## Work to be completed
Repeat each line of the material below exactly as it appears, minus any pictures.

## Input data
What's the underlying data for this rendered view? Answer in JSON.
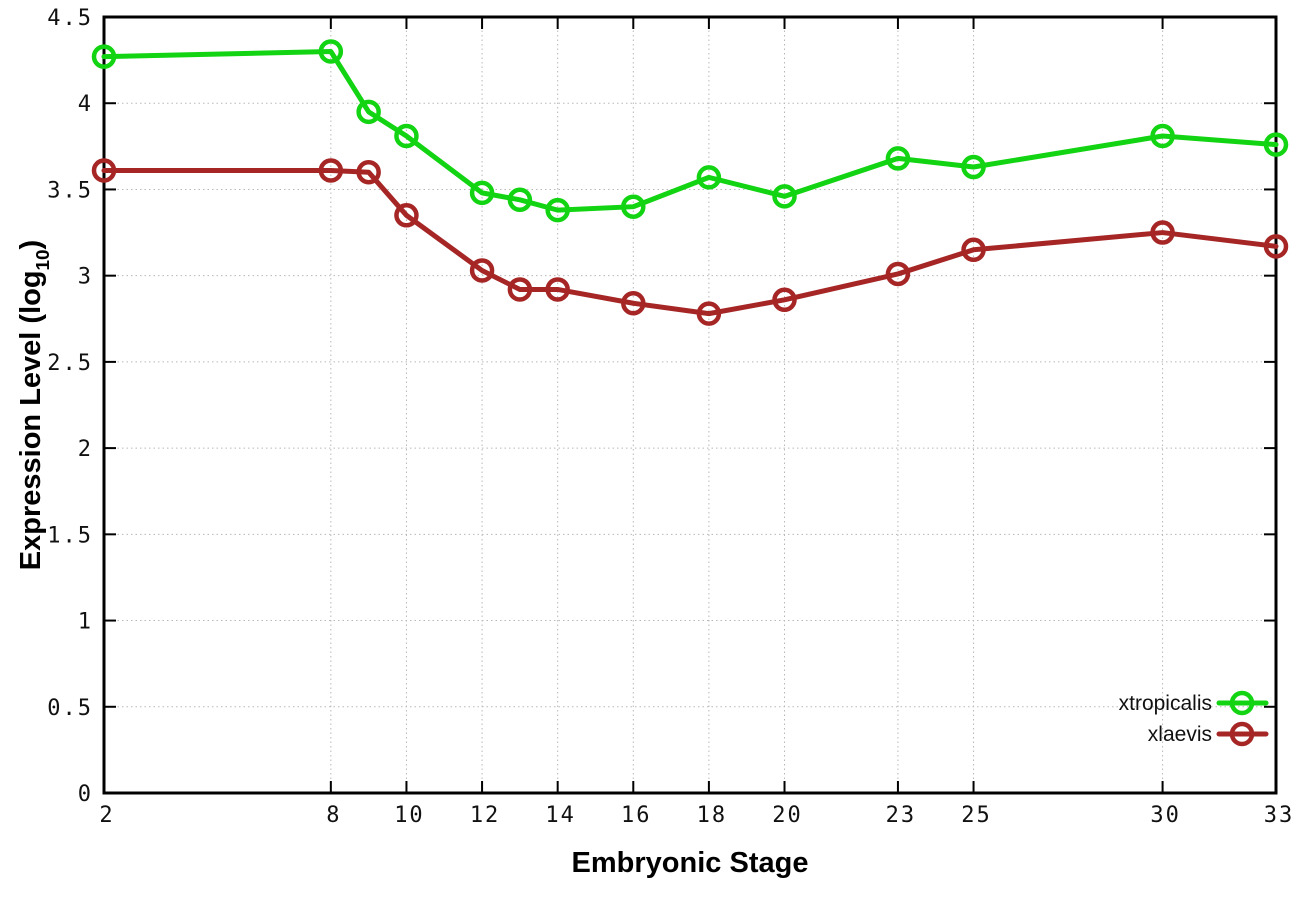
{
  "chart_data": {
    "type": "line",
    "title": "",
    "xlabel": "Embryonic Stage",
    "ylabel": "Expression Level (log10)",
    "ylabel_parts": {
      "prefix": "Expression Level (log",
      "subscript": "10",
      "suffix": ")"
    },
    "xlim": [
      2,
      33
    ],
    "ylim": [
      0,
      4.5
    ],
    "xticks": [
      2,
      8,
      10,
      12,
      14,
      16,
      18,
      20,
      23,
      25,
      30,
      33
    ],
    "xtick_labels": [
      "2",
      "8",
      "10",
      "12",
      "14",
      "16",
      "18",
      "20",
      "23",
      "25",
      "30",
      "33"
    ],
    "yticks": [
      0,
      0.5,
      1,
      1.5,
      2,
      2.5,
      3,
      3.5,
      4,
      4.5
    ],
    "ytick_labels": [
      "0",
      "0.5",
      "1",
      "1.5",
      "2",
      "2.5",
      "3",
      "3.5",
      "4",
      "4.5"
    ],
    "grid": true,
    "grid_style": "dotted",
    "legend_position": "bottom-right",
    "colors": {
      "axis": "#000000",
      "grid": "#b8b8b8",
      "background": "#ffffff"
    },
    "series": [
      {
        "name": "xtropicalis",
        "color": "#12d412",
        "marker": "open-circle",
        "x": [
          2,
          8,
          9,
          10,
          12,
          13,
          14,
          16,
          18,
          20,
          23,
          25,
          30,
          33
        ],
        "y": [
          4.27,
          4.3,
          3.95,
          3.81,
          3.48,
          3.44,
          3.38,
          3.4,
          3.57,
          3.46,
          3.68,
          3.63,
          3.81,
          3.76
        ]
      },
      {
        "name": "xlaevis",
        "color": "#a62626",
        "marker": "open-circle",
        "x": [
          2,
          8,
          9,
          10,
          12,
          13,
          14,
          16,
          18,
          20,
          23,
          25,
          30,
          33
        ],
        "y": [
          3.61,
          3.61,
          3.6,
          3.35,
          3.03,
          2.92,
          2.92,
          2.84,
          2.78,
          2.86,
          3.01,
          3.15,
          3.25,
          3.17
        ]
      }
    ]
  }
}
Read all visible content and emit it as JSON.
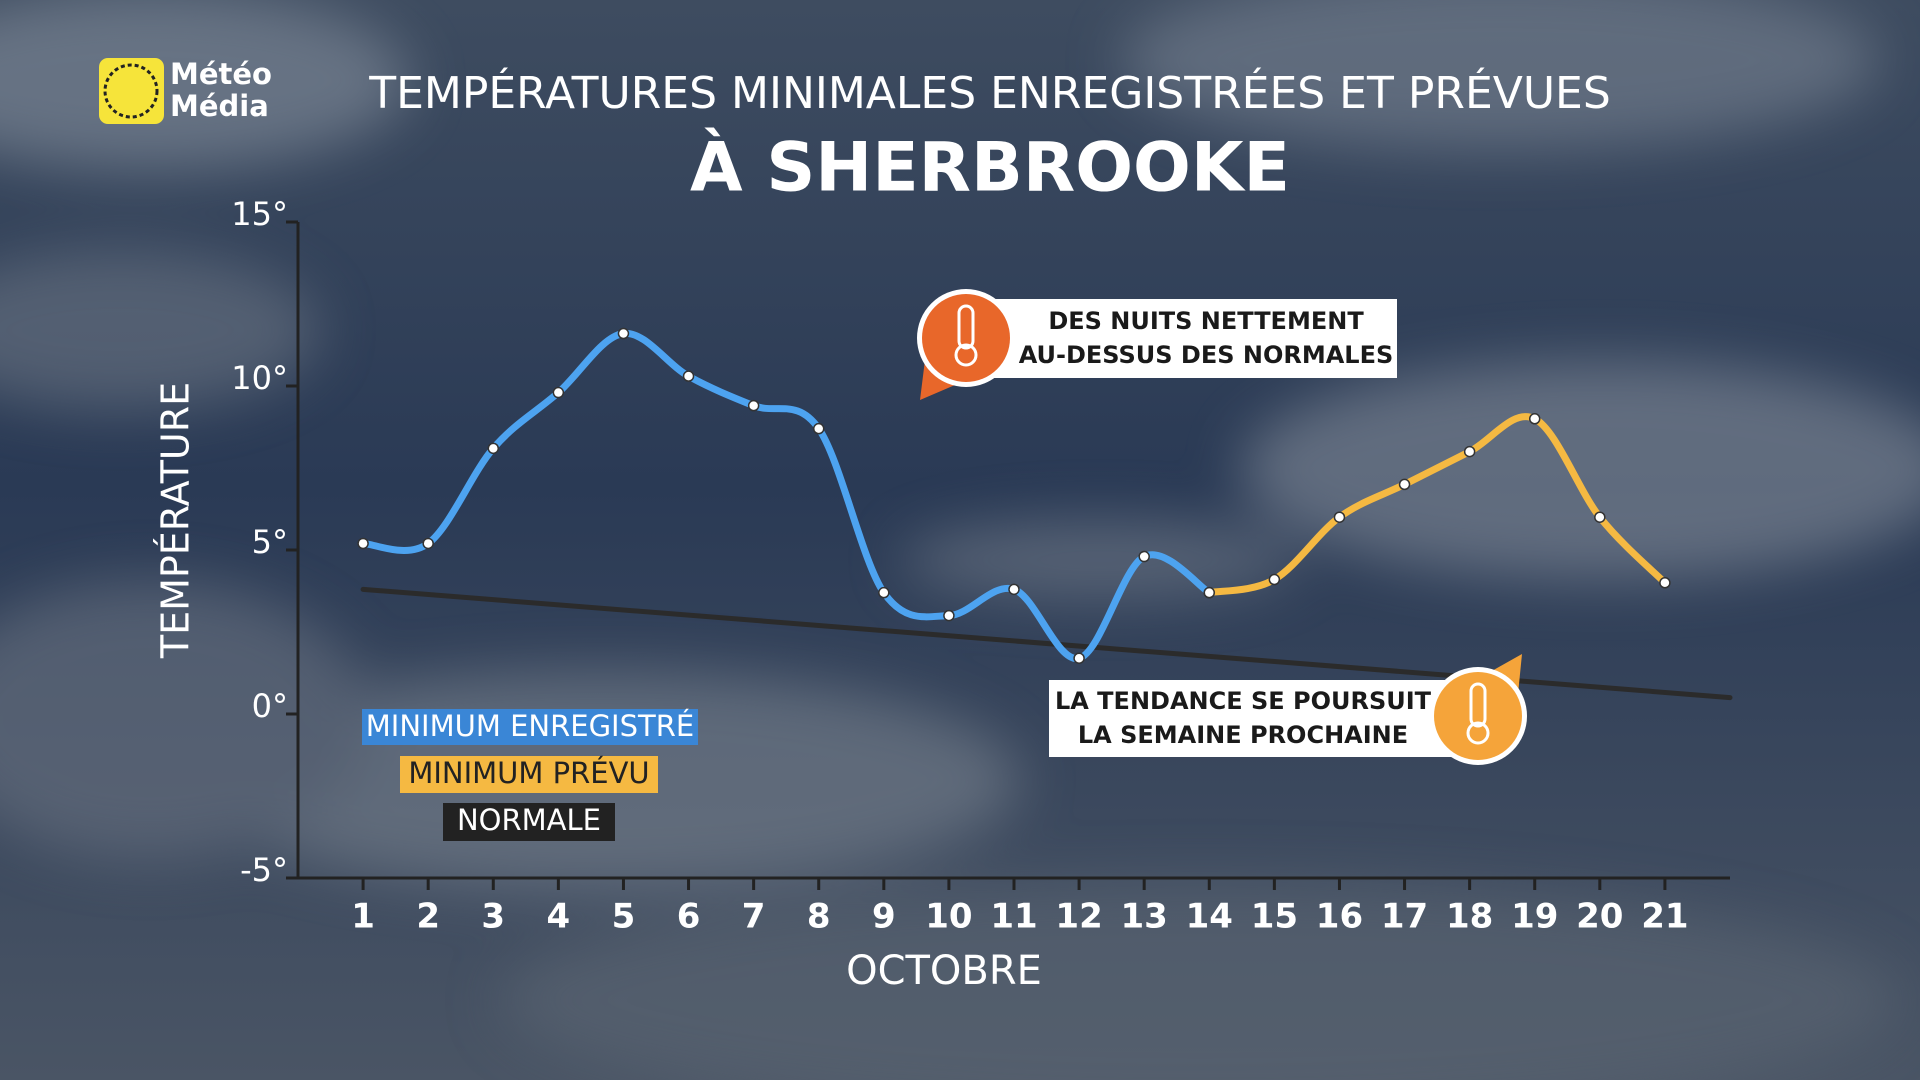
{
  "brand": {
    "lines": [
      "Météo",
      "Média"
    ]
  },
  "chart_data": {
    "type": "line",
    "title": "TEMPÉRATURES MINIMALES ENREGISTRÉES ET PRÉVUES",
    "subtitle": "À SHERBROOKE",
    "y_label": "TEMPÉRATURE",
    "x_label": "OCTOBRE",
    "xlim": [
      0,
      22
    ],
    "xticks": [
      1,
      2,
      3,
      4,
      5,
      6,
      7,
      8,
      9,
      10,
      11,
      12,
      13,
      14,
      15,
      16,
      17,
      18,
      19,
      20,
      21
    ],
    "ylim": [
      -5,
      15
    ],
    "yticks": [
      {
        "value": -5,
        "label": "-5°"
      },
      {
        "value": 0,
        "label": "0°"
      },
      {
        "value": 5,
        "label": "5°"
      },
      {
        "value": 10,
        "label": "10°"
      },
      {
        "value": 15,
        "label": "15°"
      }
    ],
    "series": [
      {
        "name": "MINIMUM ENREGISTRÉ",
        "color": "#4da3f0",
        "smooth": true,
        "markers": true,
        "x": [
          1,
          2,
          3,
          4,
          5,
          6,
          7,
          8,
          9,
          10,
          11,
          12,
          13,
          14
        ],
        "values": [
          5.2,
          5.2,
          8.1,
          9.8,
          11.6,
          10.3,
          9.4,
          8.7,
          3.7,
          3.0,
          3.8,
          1.7,
          4.8,
          3.7
        ]
      },
      {
        "name": "MINIMUM PRÉVU",
        "color": "#f5b942",
        "smooth": true,
        "markers": true,
        "x": [
          14,
          15,
          16,
          17,
          18,
          19,
          20,
          21
        ],
        "values": [
          3.7,
          4.1,
          6.0,
          7.0,
          8.0,
          9.0,
          6.0,
          4.0
        ]
      },
      {
        "name": "NORMALE",
        "color": "#2b2b2b",
        "smooth": false,
        "markers": false,
        "x": [
          1,
          22
        ],
        "values": [
          3.8,
          0.5
        ]
      }
    ],
    "annotations": [
      {
        "lines": [
          "DES NUITS NETTEMENT",
          "AU-DESSUS DES NORMALES"
        ]
      },
      {
        "lines": [
          "LA TENDANCE SE POURSUIT",
          "LA SEMAINE PROCHAINE"
        ]
      }
    ]
  }
}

## Answer to this task
What's the underlying data for this rendered view? Answer in JSON.
{
  "chart_data": {
    "type": "line",
    "title": "",
    "xlabel": "Embryonic Stage",
    "ylabel": "Expression Level (log10)",
    "ylabel_parts": {
      "prefix": "Expression Level (log",
      "subscript": "10",
      "suffix": ")"
    },
    "xlim": [
      2,
      33
    ],
    "ylim": [
      0,
      4.5
    ],
    "xticks": [
      2,
      8,
      10,
      12,
      14,
      16,
      18,
      20,
      23,
      25,
      30,
      33
    ],
    "xtick_labels": [
      "2",
      "8",
      "10",
      "12",
      "14",
      "16",
      "18",
      "20",
      "23",
      "25",
      "30",
      "33"
    ],
    "yticks": [
      0,
      0.5,
      1,
      1.5,
      2,
      2.5,
      3,
      3.5,
      4,
      4.5
    ],
    "ytick_labels": [
      "0",
      "0.5",
      "1",
      "1.5",
      "2",
      "2.5",
      "3",
      "3.5",
      "4",
      "4.5"
    ],
    "grid": true,
    "grid_style": "dotted",
    "legend_position": "bottom-right",
    "colors": {
      "axis": "#000000",
      "grid": "#b8b8b8",
      "background": "#ffffff"
    },
    "series": [
      {
        "name": "xtropicalis",
        "color": "#12d412",
        "marker": "open-circle",
        "x": [
          2,
          8,
          9,
          10,
          12,
          13,
          14,
          16,
          18,
          20,
          23,
          25,
          30,
          33
        ],
        "y": [
          4.27,
          4.3,
          3.95,
          3.81,
          3.48,
          3.44,
          3.38,
          3.4,
          3.57,
          3.46,
          3.68,
          3.63,
          3.81,
          3.76
        ]
      },
      {
        "name": "xlaevis",
        "color": "#a62626",
        "marker": "open-circle",
        "x": [
          2,
          8,
          9,
          10,
          12,
          13,
          14,
          16,
          18,
          20,
          23,
          25,
          30,
          33
        ],
        "y": [
          3.61,
          3.61,
          3.6,
          3.35,
          3.03,
          2.92,
          2.92,
          2.84,
          2.78,
          2.86,
          3.01,
          3.15,
          3.25,
          3.17
        ]
      }
    ]
  }
}
Read all visible content and emit it as JSON.
{
  "brand": {
    "lines": [
      "Météo",
      "Média"
    ]
  },
  "chart_data": {
    "type": "line",
    "title": "TEMPÉRATURES MINIMALES ENREGISTRÉES ET PRÉVUES",
    "subtitle": "À SHERBROOKE",
    "y_label": "TEMPÉRATURE",
    "x_label": "OCTOBRE",
    "xlim": [
      0,
      22
    ],
    "xticks": [
      1,
      2,
      3,
      4,
      5,
      6,
      7,
      8,
      9,
      10,
      11,
      12,
      13,
      14,
      15,
      16,
      17,
      18,
      19,
      20,
      21
    ],
    "ylim": [
      -5,
      15
    ],
    "yticks": [
      {
        "value": -5,
        "label": "-5°"
      },
      {
        "value": 0,
        "label": "0°"
      },
      {
        "value": 5,
        "label": "5°"
      },
      {
        "value": 10,
        "label": "10°"
      },
      {
        "value": 15,
        "label": "15°"
      }
    ],
    "series": [
      {
        "name": "MINIMUM ENREGISTRÉ",
        "color": "#4da3f0",
        "smooth": true,
        "markers": true,
        "x": [
          1,
          2,
          3,
          4,
          5,
          6,
          7,
          8,
          9,
          10,
          11,
          12,
          13,
          14
        ],
        "values": [
          5.2,
          5.2,
          8.1,
          9.8,
          11.6,
          10.3,
          9.4,
          8.7,
          3.7,
          3.0,
          3.8,
          1.7,
          4.8,
          3.7
        ]
      },
      {
        "name": "MINIMUM PRÉVU",
        "color": "#f5b942",
        "smooth": true,
        "markers": true,
        "x": [
          14,
          15,
          16,
          17,
          18,
          19,
          20,
          21
        ],
        "values": [
          3.7,
          4.1,
          6.0,
          7.0,
          8.0,
          9.0,
          6.0,
          4.0
        ]
      },
      {
        "name": "NORMALE",
        "color": "#2b2b2b",
        "smooth": false,
        "markers": false,
        "x": [
          1,
          22
        ],
        "values": [
          3.8,
          0.5
        ]
      }
    ],
    "annotations": [
      {
        "lines": [
          "DES NUITS NETTEMENT",
          "AU-DESSUS DES NORMALES"
        ]
      },
      {
        "lines": [
          "LA TENDANCE SE POURSUIT",
          "LA SEMAINE PROCHAINE"
        ]
      }
    ]
  }
}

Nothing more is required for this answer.